• **Task**
Skip every line before the one containing "Read this page and output its text content.", then copy that line and the rest of the entries below exactly, through the last line.

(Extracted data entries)

+-------+

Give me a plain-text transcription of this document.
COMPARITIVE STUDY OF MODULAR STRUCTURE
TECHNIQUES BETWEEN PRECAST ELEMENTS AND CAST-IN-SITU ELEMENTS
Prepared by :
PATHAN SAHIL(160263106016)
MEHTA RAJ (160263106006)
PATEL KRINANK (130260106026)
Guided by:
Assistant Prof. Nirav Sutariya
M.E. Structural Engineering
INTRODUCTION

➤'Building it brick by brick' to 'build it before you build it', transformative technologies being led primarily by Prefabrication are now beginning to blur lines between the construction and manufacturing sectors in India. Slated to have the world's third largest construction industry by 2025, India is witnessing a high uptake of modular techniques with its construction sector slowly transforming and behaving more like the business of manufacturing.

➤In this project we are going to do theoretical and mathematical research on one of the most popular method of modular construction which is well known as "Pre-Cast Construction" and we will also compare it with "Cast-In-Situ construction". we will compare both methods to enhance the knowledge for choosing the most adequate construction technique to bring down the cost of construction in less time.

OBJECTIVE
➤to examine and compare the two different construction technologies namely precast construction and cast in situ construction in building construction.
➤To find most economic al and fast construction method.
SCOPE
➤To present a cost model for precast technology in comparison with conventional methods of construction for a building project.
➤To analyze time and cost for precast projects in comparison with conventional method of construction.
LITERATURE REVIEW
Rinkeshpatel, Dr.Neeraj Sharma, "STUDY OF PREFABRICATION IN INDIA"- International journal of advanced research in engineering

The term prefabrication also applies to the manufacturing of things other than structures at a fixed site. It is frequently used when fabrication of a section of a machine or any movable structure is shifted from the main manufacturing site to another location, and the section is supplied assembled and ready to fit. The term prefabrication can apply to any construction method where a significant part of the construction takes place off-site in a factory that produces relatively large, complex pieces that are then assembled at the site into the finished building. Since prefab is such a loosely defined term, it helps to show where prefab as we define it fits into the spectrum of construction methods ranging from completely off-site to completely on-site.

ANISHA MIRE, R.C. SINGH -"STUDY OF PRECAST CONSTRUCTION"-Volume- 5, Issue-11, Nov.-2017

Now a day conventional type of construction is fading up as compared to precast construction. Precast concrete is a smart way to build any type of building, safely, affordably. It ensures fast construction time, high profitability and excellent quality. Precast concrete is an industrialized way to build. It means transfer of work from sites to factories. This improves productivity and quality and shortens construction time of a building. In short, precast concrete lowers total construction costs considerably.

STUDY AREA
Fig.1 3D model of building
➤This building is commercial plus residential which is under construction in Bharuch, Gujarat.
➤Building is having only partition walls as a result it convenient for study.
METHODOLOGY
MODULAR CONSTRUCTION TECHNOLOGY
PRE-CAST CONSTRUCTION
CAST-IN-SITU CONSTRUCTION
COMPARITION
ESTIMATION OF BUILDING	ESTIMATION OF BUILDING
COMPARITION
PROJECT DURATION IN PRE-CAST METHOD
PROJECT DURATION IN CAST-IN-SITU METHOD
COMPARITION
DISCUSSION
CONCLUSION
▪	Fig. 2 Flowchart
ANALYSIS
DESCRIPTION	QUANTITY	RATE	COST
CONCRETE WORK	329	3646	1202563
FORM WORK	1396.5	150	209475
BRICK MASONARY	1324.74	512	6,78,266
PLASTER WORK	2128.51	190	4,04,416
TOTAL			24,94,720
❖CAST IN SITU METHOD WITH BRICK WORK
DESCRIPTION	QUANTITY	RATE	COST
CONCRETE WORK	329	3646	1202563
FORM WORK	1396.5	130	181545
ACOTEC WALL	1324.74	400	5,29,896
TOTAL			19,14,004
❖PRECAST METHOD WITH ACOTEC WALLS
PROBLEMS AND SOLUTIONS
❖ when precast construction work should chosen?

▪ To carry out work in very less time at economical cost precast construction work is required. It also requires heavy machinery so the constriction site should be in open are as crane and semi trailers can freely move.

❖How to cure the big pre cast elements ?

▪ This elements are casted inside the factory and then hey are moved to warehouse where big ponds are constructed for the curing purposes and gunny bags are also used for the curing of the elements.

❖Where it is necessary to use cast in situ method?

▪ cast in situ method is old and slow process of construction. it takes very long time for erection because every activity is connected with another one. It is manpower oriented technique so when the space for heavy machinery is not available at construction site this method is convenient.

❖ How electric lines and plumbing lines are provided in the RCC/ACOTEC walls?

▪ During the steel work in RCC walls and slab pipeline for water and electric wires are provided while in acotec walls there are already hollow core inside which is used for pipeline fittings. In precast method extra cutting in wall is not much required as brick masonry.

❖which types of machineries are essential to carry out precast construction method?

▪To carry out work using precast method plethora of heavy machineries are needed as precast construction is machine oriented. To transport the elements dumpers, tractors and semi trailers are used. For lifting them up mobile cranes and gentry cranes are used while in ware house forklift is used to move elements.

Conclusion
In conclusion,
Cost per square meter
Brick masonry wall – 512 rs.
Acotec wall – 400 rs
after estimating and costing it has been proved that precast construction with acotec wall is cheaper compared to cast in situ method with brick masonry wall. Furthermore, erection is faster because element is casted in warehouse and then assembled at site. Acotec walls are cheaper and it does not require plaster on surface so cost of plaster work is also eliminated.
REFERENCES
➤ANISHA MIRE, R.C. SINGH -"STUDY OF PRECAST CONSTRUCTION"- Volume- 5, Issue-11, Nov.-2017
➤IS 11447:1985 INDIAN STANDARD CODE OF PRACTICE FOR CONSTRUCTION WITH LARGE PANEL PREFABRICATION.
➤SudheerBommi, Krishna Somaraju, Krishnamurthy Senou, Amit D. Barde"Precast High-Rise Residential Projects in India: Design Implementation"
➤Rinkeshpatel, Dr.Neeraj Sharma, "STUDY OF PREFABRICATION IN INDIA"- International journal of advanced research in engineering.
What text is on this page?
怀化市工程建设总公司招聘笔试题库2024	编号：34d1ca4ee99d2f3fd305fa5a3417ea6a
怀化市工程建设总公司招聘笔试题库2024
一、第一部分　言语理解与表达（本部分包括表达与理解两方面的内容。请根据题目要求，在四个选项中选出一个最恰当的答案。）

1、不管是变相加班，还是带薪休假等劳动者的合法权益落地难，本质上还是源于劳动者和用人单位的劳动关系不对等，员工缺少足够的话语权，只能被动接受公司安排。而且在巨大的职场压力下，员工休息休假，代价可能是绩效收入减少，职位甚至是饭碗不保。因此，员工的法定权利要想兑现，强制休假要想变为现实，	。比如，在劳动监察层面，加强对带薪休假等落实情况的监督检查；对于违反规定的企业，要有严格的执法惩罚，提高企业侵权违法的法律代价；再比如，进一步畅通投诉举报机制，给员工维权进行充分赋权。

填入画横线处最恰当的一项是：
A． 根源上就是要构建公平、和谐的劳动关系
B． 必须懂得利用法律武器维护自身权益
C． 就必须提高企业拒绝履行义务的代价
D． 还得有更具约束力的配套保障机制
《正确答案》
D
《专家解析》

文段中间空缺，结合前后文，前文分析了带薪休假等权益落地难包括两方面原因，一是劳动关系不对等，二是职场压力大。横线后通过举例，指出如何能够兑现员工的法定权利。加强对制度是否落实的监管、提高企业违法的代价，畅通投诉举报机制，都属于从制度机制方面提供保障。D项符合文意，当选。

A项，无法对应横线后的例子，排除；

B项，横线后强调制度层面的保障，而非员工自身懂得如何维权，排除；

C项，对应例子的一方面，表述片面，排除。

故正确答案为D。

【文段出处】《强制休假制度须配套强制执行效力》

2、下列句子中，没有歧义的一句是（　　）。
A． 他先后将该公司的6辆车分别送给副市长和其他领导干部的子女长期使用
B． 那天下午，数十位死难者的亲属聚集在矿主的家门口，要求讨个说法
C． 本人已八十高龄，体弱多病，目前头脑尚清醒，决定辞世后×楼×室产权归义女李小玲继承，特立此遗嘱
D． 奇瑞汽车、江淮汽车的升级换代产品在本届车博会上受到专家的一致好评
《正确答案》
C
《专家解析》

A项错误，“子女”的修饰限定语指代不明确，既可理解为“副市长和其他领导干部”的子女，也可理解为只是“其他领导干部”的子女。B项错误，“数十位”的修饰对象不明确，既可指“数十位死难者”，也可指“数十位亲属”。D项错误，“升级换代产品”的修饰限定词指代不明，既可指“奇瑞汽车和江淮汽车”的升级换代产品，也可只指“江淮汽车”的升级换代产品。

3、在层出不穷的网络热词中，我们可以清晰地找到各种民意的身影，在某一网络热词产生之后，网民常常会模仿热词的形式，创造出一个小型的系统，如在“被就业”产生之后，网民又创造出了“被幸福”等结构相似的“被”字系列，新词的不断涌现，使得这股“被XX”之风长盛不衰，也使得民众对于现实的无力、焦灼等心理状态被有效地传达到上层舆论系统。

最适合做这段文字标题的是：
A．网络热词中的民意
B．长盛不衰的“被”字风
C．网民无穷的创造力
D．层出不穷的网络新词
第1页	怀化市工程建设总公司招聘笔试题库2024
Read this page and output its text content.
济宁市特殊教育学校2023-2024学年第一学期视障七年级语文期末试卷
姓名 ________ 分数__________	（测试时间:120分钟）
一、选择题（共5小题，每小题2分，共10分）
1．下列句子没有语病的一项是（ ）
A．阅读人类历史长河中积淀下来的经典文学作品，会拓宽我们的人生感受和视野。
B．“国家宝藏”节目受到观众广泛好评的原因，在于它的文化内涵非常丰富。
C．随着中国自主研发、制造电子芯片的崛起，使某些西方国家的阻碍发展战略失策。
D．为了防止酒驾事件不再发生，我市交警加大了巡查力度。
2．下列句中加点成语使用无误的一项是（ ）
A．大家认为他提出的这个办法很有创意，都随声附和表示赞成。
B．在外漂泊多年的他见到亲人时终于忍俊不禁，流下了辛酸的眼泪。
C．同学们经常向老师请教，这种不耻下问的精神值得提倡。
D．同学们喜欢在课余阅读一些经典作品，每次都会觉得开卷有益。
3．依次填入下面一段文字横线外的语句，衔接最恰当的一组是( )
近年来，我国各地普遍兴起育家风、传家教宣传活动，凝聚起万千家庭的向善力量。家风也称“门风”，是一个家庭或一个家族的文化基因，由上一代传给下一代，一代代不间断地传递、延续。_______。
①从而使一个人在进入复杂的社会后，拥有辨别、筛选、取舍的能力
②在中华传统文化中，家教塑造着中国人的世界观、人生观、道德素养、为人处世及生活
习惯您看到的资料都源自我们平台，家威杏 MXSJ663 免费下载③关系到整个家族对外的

+-------+

• **Exercise output**
Read this page and output its text content.
济宁市特殊教育学校2023-2024学年第一学期视障七年级语文期末试卷
姓名 ________ 分数__________	（测试时间:120分钟）
一、选择题（共5小题，每小题2分，共10分）
1．下列句子没有语病的一项是（ ）
A．阅读人类历史长河中积淀下来的经典文学作品，会拓宽我们的人生感受和视野。
B．“国家宝藏”节目受到观众广泛好评的原因，在于它的文化内涵非常丰富。
C．随着中国自主研发、制造电子芯片的崛起，使某些西方国家的阻碍发展战略失策。
D．为了防止酒驾事件不再发生，我市交警加大了巡查力度。
2．下列句中加点成语使用无误的一项是（ ）
A．大家认为他提出的这个办法很有创意，都随声附和表示赞成。
B．在外漂泊多年的他见到亲人时终于忍俊不禁，流下了辛酸的眼泪。
C．同学们经常向老师请教，这种不耻下问的精神值得提倡。
D．同学们喜欢在课余阅读一些经典作品，每次都会觉得开卷有益。
3．依次填入下面一段文字横线外的语句，衔接最恰当的一组是( )
近年来，我国各地普遍兴起育家风、传家教宣传活动，凝聚起万千家庭的向善力量。家风也称“门风”，是一个家庭或一个家族的文化基因，由上一代传给下一代，一代代不间断地传递、延续。_______。
①从而使一个人在进入复杂的社会后，拥有辨别、筛选、取舍的能力
②在中华传统文化中，家教塑造着中国人的世界观、人生观、道德素养、为人处世及生活
习惯您看到的资料都源自我们平台，家威杏 MXSJ663 免费下载③关系到整个家族对外的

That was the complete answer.